**Directions for this task**
Restate each of the lines given below, word for word.

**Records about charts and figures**
....................

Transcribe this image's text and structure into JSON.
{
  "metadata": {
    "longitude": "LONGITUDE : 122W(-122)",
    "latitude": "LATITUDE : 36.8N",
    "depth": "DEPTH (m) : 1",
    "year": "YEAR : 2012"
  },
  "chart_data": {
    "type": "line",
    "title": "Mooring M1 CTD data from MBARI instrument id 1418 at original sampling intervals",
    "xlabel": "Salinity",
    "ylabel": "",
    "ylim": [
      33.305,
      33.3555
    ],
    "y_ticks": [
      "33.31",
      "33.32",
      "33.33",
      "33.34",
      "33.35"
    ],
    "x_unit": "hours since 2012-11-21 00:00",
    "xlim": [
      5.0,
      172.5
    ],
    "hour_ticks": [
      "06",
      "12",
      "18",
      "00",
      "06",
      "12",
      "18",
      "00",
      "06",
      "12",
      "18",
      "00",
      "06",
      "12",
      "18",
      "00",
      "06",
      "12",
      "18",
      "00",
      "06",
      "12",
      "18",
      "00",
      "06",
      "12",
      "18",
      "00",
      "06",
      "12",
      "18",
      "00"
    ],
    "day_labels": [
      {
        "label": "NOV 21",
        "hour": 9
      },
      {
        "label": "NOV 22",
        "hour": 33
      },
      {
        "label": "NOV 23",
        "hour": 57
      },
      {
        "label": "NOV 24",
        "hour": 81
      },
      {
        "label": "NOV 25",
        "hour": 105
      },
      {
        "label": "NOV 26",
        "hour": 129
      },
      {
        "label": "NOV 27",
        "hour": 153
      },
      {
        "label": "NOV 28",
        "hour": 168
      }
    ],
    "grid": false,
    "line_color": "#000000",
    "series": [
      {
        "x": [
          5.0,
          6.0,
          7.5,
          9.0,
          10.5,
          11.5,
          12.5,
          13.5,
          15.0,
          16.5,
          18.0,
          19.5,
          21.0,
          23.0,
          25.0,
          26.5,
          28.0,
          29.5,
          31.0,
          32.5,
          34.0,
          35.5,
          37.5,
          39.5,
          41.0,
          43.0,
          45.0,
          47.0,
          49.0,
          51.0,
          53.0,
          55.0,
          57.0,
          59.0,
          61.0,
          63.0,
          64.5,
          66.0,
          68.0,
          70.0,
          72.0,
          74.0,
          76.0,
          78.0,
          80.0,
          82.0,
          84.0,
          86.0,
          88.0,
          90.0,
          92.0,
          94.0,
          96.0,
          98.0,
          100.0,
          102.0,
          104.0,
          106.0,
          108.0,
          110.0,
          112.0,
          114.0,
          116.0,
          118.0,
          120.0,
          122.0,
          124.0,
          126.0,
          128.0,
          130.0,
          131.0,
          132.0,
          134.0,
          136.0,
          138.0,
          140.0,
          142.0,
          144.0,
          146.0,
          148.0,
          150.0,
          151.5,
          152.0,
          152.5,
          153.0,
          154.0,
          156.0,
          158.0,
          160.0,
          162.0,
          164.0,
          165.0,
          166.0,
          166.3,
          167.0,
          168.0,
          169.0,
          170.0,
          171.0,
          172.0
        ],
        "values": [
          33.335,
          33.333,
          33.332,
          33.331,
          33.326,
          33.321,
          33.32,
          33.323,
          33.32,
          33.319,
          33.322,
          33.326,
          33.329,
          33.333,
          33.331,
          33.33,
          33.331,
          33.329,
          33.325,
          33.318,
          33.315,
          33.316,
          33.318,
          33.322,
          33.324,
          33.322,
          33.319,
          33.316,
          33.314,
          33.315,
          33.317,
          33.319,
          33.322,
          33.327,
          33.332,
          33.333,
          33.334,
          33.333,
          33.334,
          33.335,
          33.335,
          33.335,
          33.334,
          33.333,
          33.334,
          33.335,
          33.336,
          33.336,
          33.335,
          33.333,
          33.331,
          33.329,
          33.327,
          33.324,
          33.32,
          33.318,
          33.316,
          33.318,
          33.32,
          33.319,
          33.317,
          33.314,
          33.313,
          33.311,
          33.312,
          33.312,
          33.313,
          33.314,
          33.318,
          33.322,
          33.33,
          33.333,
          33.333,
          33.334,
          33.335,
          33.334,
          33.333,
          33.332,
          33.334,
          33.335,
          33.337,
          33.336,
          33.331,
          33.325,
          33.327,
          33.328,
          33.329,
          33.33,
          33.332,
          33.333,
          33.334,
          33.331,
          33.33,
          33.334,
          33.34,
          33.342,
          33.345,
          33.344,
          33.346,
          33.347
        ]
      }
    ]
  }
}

....................

**Answer to the task**
Transcribe this image's text and structure into JSON.
{
  "metadata": {
    "longitude": "LONGITUDE : 122W(-122)",
    "latitude": "LATITUDE : 36.8N",
    "depth": "DEPTH (m) : 1",
    "year": "YEAR : 2012"
  },
  "chart_data": {
    "type": "line",
    "title": "Mooring M1 CTD data from MBARI instrument id 1418 at original sampling intervals",
    "xlabel": "Salinity",
    "ylabel": "",
    "ylim": [
      33.305,
      33.3555
    ],
    "y_ticks": [
      "33.31",
      "33.32",
      "33.33",
      "33.34",
      "33.35"
    ],
    "x_unit": "hours since 2012-11-21 00:00",
    "xlim": [
      5.0,
      172.5
    ],
    "hour_ticks": [
      "06",
      "12",
      "18",
      "00",
      "06",
      "12",
      "18",
      "00",
      "06",
      "12",
      "18",
      "00",
      "06",
      "12",
      "18",
      "00",
      "06",
      "12",
      "18",
      "00",
      "06",
      "12",
      "18",
      "00",
      "06",
      "12",
      "18",
      "00",
      "06",
      "12",
      "18",
      "00"
    ],
    "day_labels": [
      {
        "label": "NOV 21",
        "hour": 9
      },
      {
        "label": "NOV 22",
        "hour": 33
      },
      {
        "label": "NOV 23",
        "hour": 57
      },
      {
        "label": "NOV 24",
        "hour": 81
      },
      {
        "label": "NOV 25",
        "hour": 105
      },
      {
        "label": "NOV 26",
        "hour": 129
      },
      {
        "label": "NOV 27",
        "hour": 153
      },
      {
        "label": "NOV 28",
        "hour": 168
      }
    ],
    "grid": false,
    "line_color": "#000000",
    "series": [
      {
        "x": [
          5.0,
          6.0,
          7.5,
          9.0,
          10.5,
          11.5,
          12.5,
          13.5,
          15.0,
          16.5,
          18.0,
          19.5,
          21.0,
          23.0,
          25.0,
          26.5,
          28.0,
          29.5,
          31.0,
          32.5,
          34.0,
          35.5,
          37.5,
          39.5,
          41.0,
          43.0,
          45.0,
          47.0,
          49.0,
          51.0,
          53.0,
          55.0,
          57.0,
          59.0,
          61.0,
          63.0,
          64.5,
          66.0,
          68.0,
          70.0,
          72.0,
          74.0,
          76.0,
          78.0,
          80.0,
          82.0,
          84.0,
          86.0,
          88.0,
          90.0,
          92.0,
          94.0,
          96.0,
          98.0,
          100.0,
          102.0,
          104.0,
          106.0,
          108.0,
          110.0,
          112.0,
          114.0,
          116.0,
          118.0,
          120.0,
          122.0,
          124.0,
          126.0,
          128.0,
          130.0,
          131.0,
          132.0,
          134.0,
          136.0,
          138.0,
          140.0,
          142.0,
          144.0,
          146.0,
          148.0,
          150.0,
          151.5,
          152.0,
          152.5,
          153.0,
          154.0,
          156.0,
          158.0,
          160.0,
          162.0,
          164.0,
          165.0,
          166.0,
          166.3,
          167.0,
          168.0,
          169.0,
          170.0,
          171.0,
          172.0
        ],
        "values": [
          33.335,
          33.333,
          33.332,
          33.331,
          33.326,
          33.321,
          33.32,
          33.323,
          33.32,
          33.319,
          33.322,
          33.326,
          33.329,
          33.333,
          33.331,
          33.33,
          33.331,
          33.329,
          33.325,
          33.318,
          33.315,
          33.316,
          33.318,
          33.322,
          33.324,
          33.322,
          33.319,
          33.316,
          33.314,
          33.315,
          33.317,
          33.319,
          33.322,
          33.327,
          33.332,
          33.333,
          33.334,
          33.333,
          33.334,
          33.335,
          33.335,
          33.335,
          33.334,
          33.333,
          33.334,
          33.335,
          33.336,
          33.336,
          33.335,
          33.333,
          33.331,
          33.329,
          33.327,
          33.324,
          33.32,
          33.318,
          33.316,
          33.318,
          33.32,
          33.319,
          33.317,
          33.314,
          33.313,
          33.311,
          33.312,
          33.312,
          33.313,
          33.314,
          33.318,
          33.322,
          33.33,
          33.333,
          33.333,
          33.334,
          33.335,
          33.334,
          33.333,
          33.332,
          33.334,
          33.335,
          33.337,
          33.336,
          33.331,
          33.325,
          33.327,
          33.328,
          33.329,
          33.33,
          33.332,
          33.333,
          33.334,
          33.331,
          33.33,
          33.334,
          33.34,
          33.342,
          33.345,
          33.344,
          33.346,
          33.347
        ]
      }
    ]
  }
}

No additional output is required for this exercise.